STATED GOAL — Please output the records below in full, exactly as given, but without the images.

EXERCISE MATERIALS —
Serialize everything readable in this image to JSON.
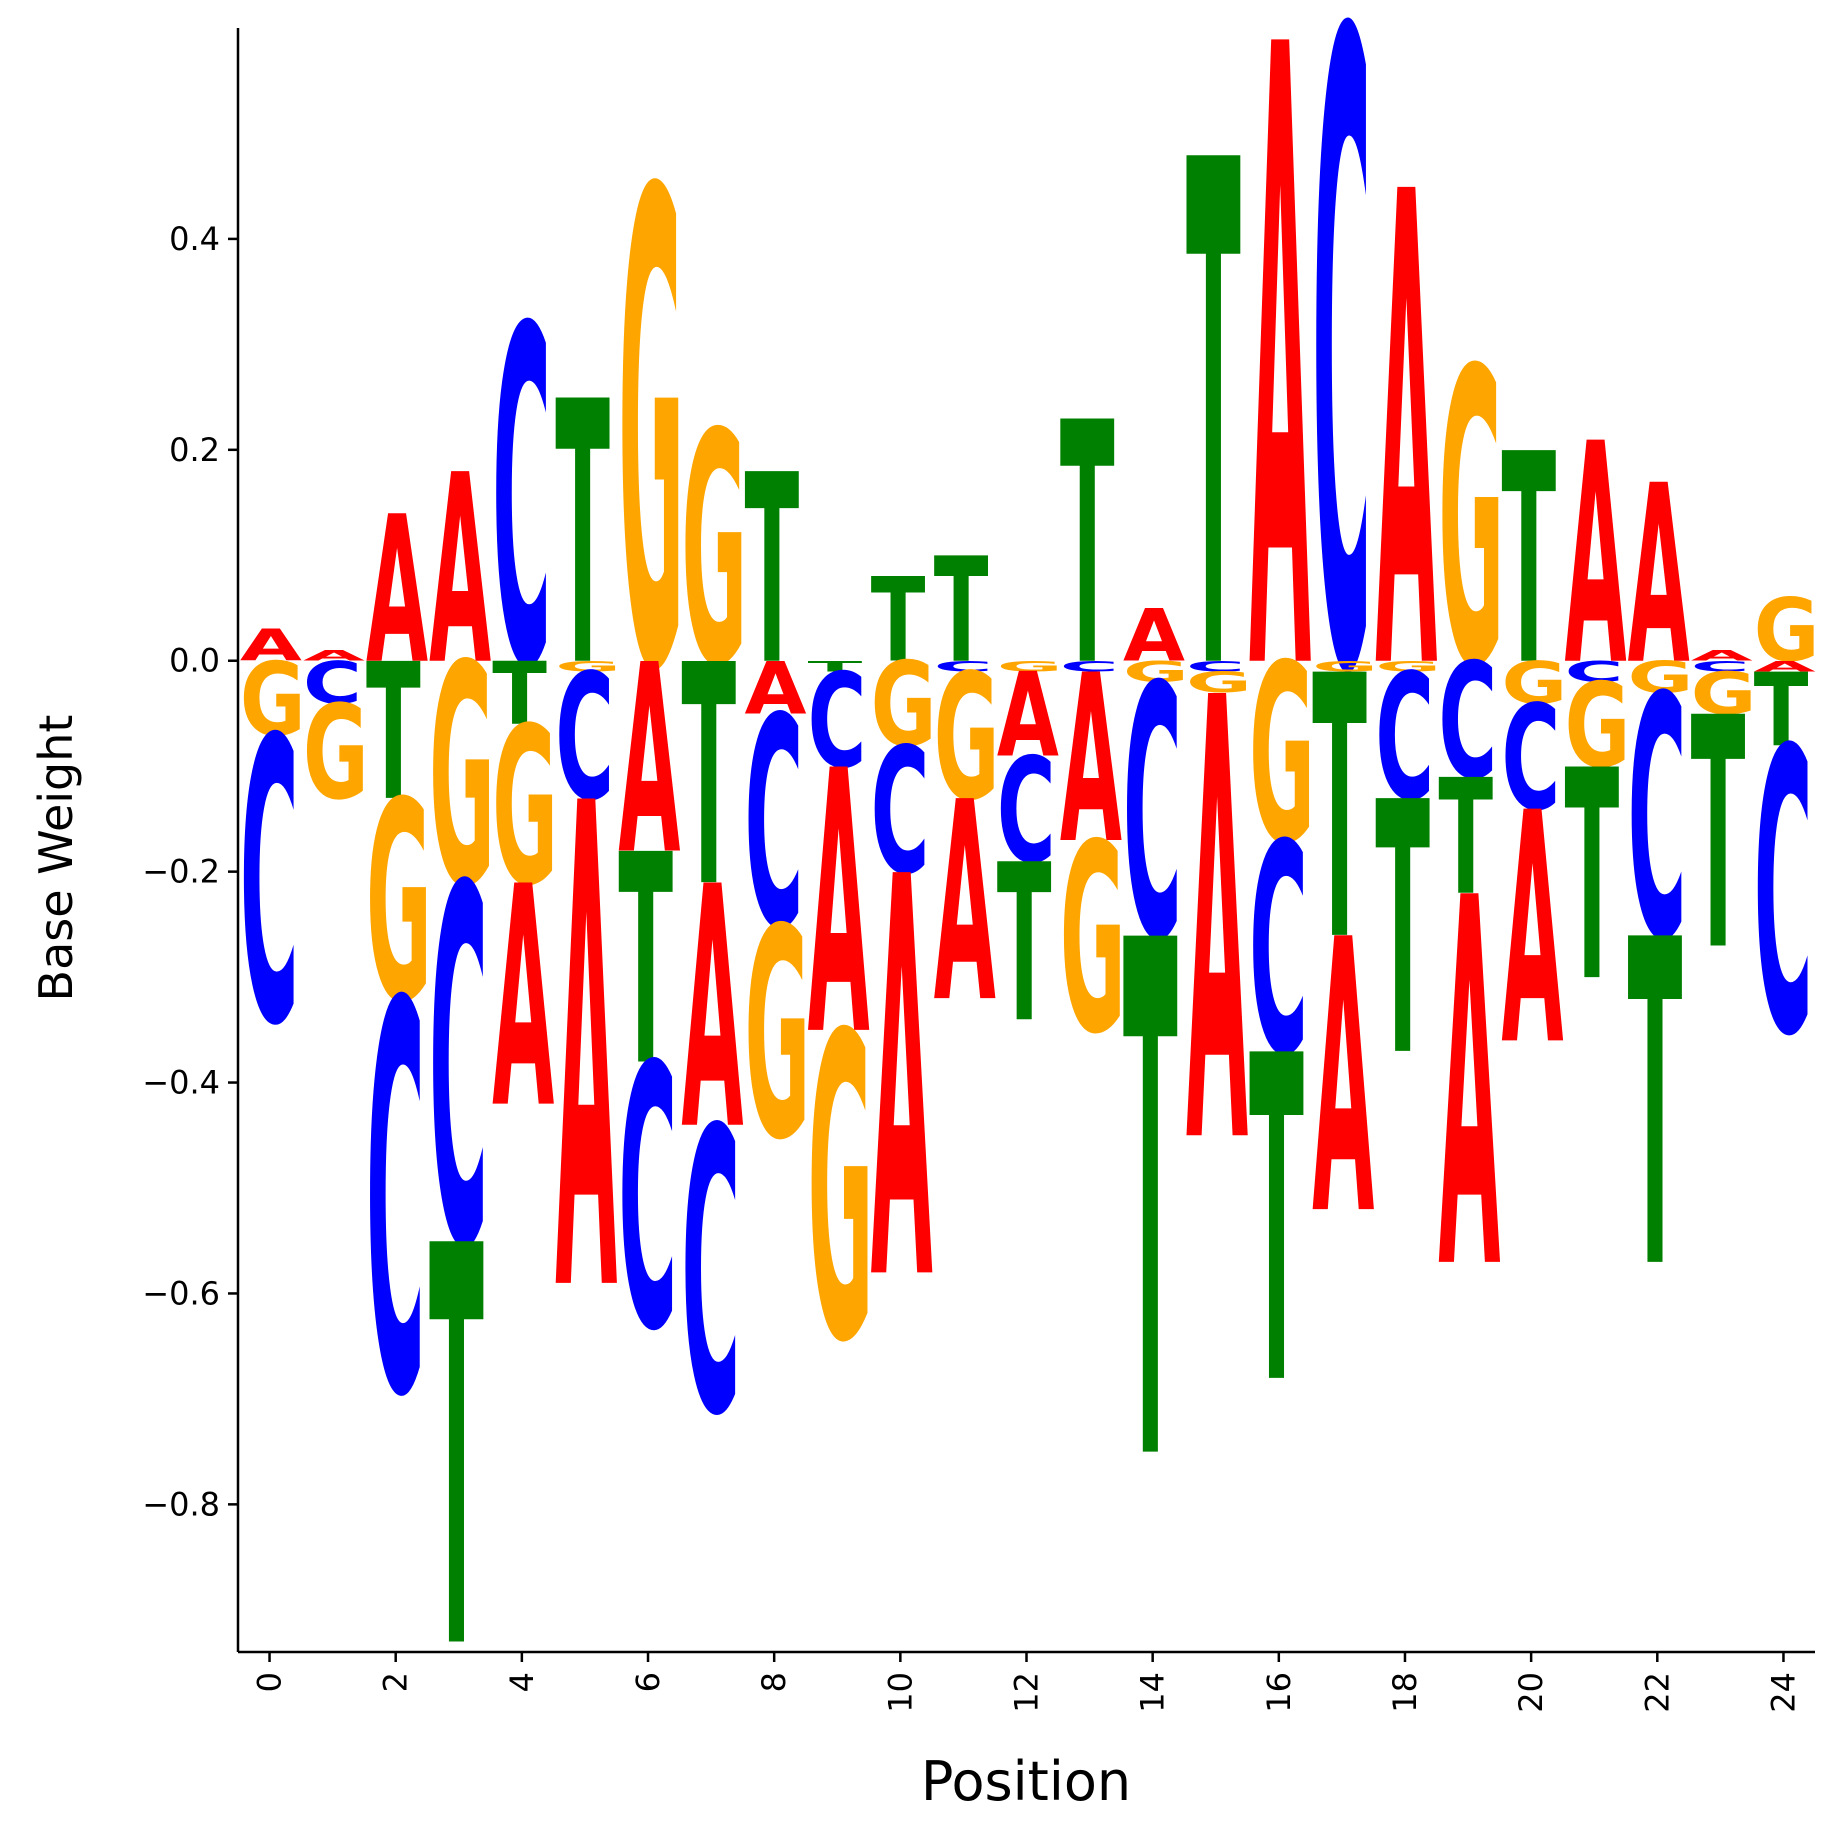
{
  "chart_data": {
    "type": "sequence-logo",
    "xlabel": "Position",
    "ylabel": "Base Weight",
    "xlim": [
      -0.5,
      24.5
    ],
    "ylim": [
      -0.94,
      0.6
    ],
    "xticks": [
      0,
      2,
      4,
      6,
      8,
      10,
      12,
      14,
      16,
      18,
      20,
      22,
      24
    ],
    "yticks": [
      -0.8,
      -0.6,
      -0.4,
      -0.2,
      0.0,
      0.2,
      0.4
    ],
    "ytick_labels": [
      "−0.8",
      "−0.6",
      "−0.4",
      "−0.2",
      "0.0",
      "0.2",
      "0.4"
    ],
    "grid": false,
    "base_colors": {
      "A": "#ff0000",
      "C": "#0000ff",
      "G": "#ffa500",
      "T": "#008000"
    },
    "positions": [
      {
        "pos": 0,
        "A": 0.03,
        "C": -0.27,
        "G": -0.07,
        "T": 0.0
      },
      {
        "pos": 1,
        "A": 0.01,
        "C": -0.04,
        "G": -0.09,
        "T": 0.0
      },
      {
        "pos": 2,
        "A": 0.14,
        "C": -0.37,
        "G": -0.19,
        "T": -0.13
      },
      {
        "pos": 3,
        "A": 0.18,
        "C": -0.34,
        "G": -0.21,
        "T": -0.38
      },
      {
        "pos": 4,
        "A": -0.21,
        "C": 0.32,
        "G": -0.15,
        "T": -0.06
      },
      {
        "pos": 5,
        "A": -0.46,
        "C": -0.12,
        "G": -0.01,
        "T": 0.25
      },
      {
        "pos": 6,
        "A": -0.18,
        "C": -0.25,
        "G": 0.45,
        "T": -0.2
      },
      {
        "pos": 7,
        "A": -0.23,
        "C": -0.27,
        "G": 0.22,
        "T": -0.21
      },
      {
        "pos": 8,
        "A": -0.05,
        "C": -0.2,
        "G": -0.2,
        "T": 0.18
      },
      {
        "pos": 9,
        "A": -0.25,
        "C": -0.09,
        "G": -0.29,
        "T": -0.01
      },
      {
        "pos": 10,
        "A": -0.38,
        "C": -0.12,
        "G": -0.08,
        "T": 0.08
      },
      {
        "pos": 11,
        "A": -0.19,
        "C": -0.01,
        "G": -0.12,
        "T": 0.1
      },
      {
        "pos": 12,
        "A": -0.08,
        "C": -0.1,
        "G": -0.01,
        "T": -0.15
      },
      {
        "pos": 13,
        "A": -0.16,
        "C": -0.01,
        "G": -0.18,
        "T": 0.23
      },
      {
        "pos": 14,
        "A": 0.05,
        "C": -0.24,
        "G": -0.02,
        "T": -0.49
      },
      {
        "pos": 15,
        "A": -0.42,
        "C": -0.01,
        "G": -0.02,
        "T": 0.48
      },
      {
        "pos": 16,
        "A": 0.59,
        "C": -0.2,
        "G": -0.17,
        "T": -0.31
      },
      {
        "pos": 17,
        "A": -0.26,
        "C": 0.6,
        "G": -0.01,
        "T": -0.25
      },
      {
        "pos": 18,
        "A": 0.45,
        "C": -0.12,
        "G": -0.01,
        "T": -0.24
      },
      {
        "pos": 19,
        "A": -0.35,
        "C": -0.11,
        "G": 0.28,
        "T": -0.11
      },
      {
        "pos": 20,
        "A": -0.22,
        "C": -0.1,
        "G": -0.04,
        "T": 0.2
      },
      {
        "pos": 21,
        "A": 0.21,
        "C": -0.02,
        "G": -0.08,
        "T": -0.2
      },
      {
        "pos": 22,
        "A": 0.17,
        "C": -0.23,
        "G": -0.03,
        "T": -0.31
      },
      {
        "pos": 23,
        "A": 0.01,
        "C": -0.01,
        "G": -0.04,
        "T": -0.22
      },
      {
        "pos": 24,
        "A": -0.01,
        "C": -0.27,
        "G": 0.06,
        "T": -0.07
      }
    ]
  }
}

THE SOLUTION —
Serialize everything readable in this image to JSON.
{
  "chart_data": {
    "type": "sequence-logo",
    "xlabel": "Position",
    "ylabel": "Base Weight",
    "xlim": [
      -0.5,
      24.5
    ],
    "ylim": [
      -0.94,
      0.6
    ],
    "xticks": [
      0,
      2,
      4,
      6,
      8,
      10,
      12,
      14,
      16,
      18,
      20,
      22,
      24
    ],
    "yticks": [
      -0.8,
      -0.6,
      -0.4,
      -0.2,
      0.0,
      0.2,
      0.4
    ],
    "ytick_labels": [
      "−0.8",
      "−0.6",
      "−0.4",
      "−0.2",
      "0.0",
      "0.2",
      "0.4"
    ],
    "grid": false,
    "base_colors": {
      "A": "#ff0000",
      "C": "#0000ff",
      "G": "#ffa500",
      "T": "#008000"
    },
    "positions": [
      {
        "pos": 0,
        "A": 0.03,
        "C": -0.27,
        "G": -0.07,
        "T": 0.0
      },
      {
        "pos": 1,
        "A": 0.01,
        "C": -0.04,
        "G": -0.09,
        "T": 0.0
      },
      {
        "pos": 2,
        "A": 0.14,
        "C": -0.37,
        "G": -0.19,
        "T": -0.13
      },
      {
        "pos": 3,
        "A": 0.18,
        "C": -0.34,
        "G": -0.21,
        "T": -0.38
      },
      {
        "pos": 4,
        "A": -0.21,
        "C": 0.32,
        "G": -0.15,
        "T": -0.06
      },
      {
        "pos": 5,
        "A": -0.46,
        "C": -0.12,
        "G": -0.01,
        "T": 0.25
      },
      {
        "pos": 6,
        "A": -0.18,
        "C": -0.25,
        "G": 0.45,
        "T": -0.2
      },
      {
        "pos": 7,
        "A": -0.23,
        "C": -0.27,
        "G": 0.22,
        "T": -0.21
      },
      {
        "pos": 8,
        "A": -0.05,
        "C": -0.2,
        "G": -0.2,
        "T": 0.18
      },
      {
        "pos": 9,
        "A": -0.25,
        "C": -0.09,
        "G": -0.29,
        "T": -0.01
      },
      {
        "pos": 10,
        "A": -0.38,
        "C": -0.12,
        "G": -0.08,
        "T": 0.08
      },
      {
        "pos": 11,
        "A": -0.19,
        "C": -0.01,
        "G": -0.12,
        "T": 0.1
      },
      {
        "pos": 12,
        "A": -0.08,
        "C": -0.1,
        "G": -0.01,
        "T": -0.15
      },
      {
        "pos": 13,
        "A": -0.16,
        "C": -0.01,
        "G": -0.18,
        "T": 0.23
      },
      {
        "pos": 14,
        "A": 0.05,
        "C": -0.24,
        "G": -0.02,
        "T": -0.49
      },
      {
        "pos": 15,
        "A": -0.42,
        "C": -0.01,
        "G": -0.02,
        "T": 0.48
      },
      {
        "pos": 16,
        "A": 0.59,
        "C": -0.2,
        "G": -0.17,
        "T": -0.31
      },
      {
        "pos": 17,
        "A": -0.26,
        "C": 0.6,
        "G": -0.01,
        "T": -0.25
      },
      {
        "pos": 18,
        "A": 0.45,
        "C": -0.12,
        "G": -0.01,
        "T": -0.24
      },
      {
        "pos": 19,
        "A": -0.35,
        "C": -0.11,
        "G": 0.28,
        "T": -0.11
      },
      {
        "pos": 20,
        "A": -0.22,
        "C": -0.1,
        "G": -0.04,
        "T": 0.2
      },
      {
        "pos": 21,
        "A": 0.21,
        "C": -0.02,
        "G": -0.08,
        "T": -0.2
      },
      {
        "pos": 22,
        "A": 0.17,
        "C": -0.23,
        "G": -0.03,
        "T": -0.31
      },
      {
        "pos": 23,
        "A": 0.01,
        "C": -0.01,
        "G": -0.04,
        "T": -0.22
      },
      {
        "pos": 24,
        "A": -0.01,
        "C": -0.27,
        "G": 0.06,
        "T": -0.07
      }
    ]
  }
}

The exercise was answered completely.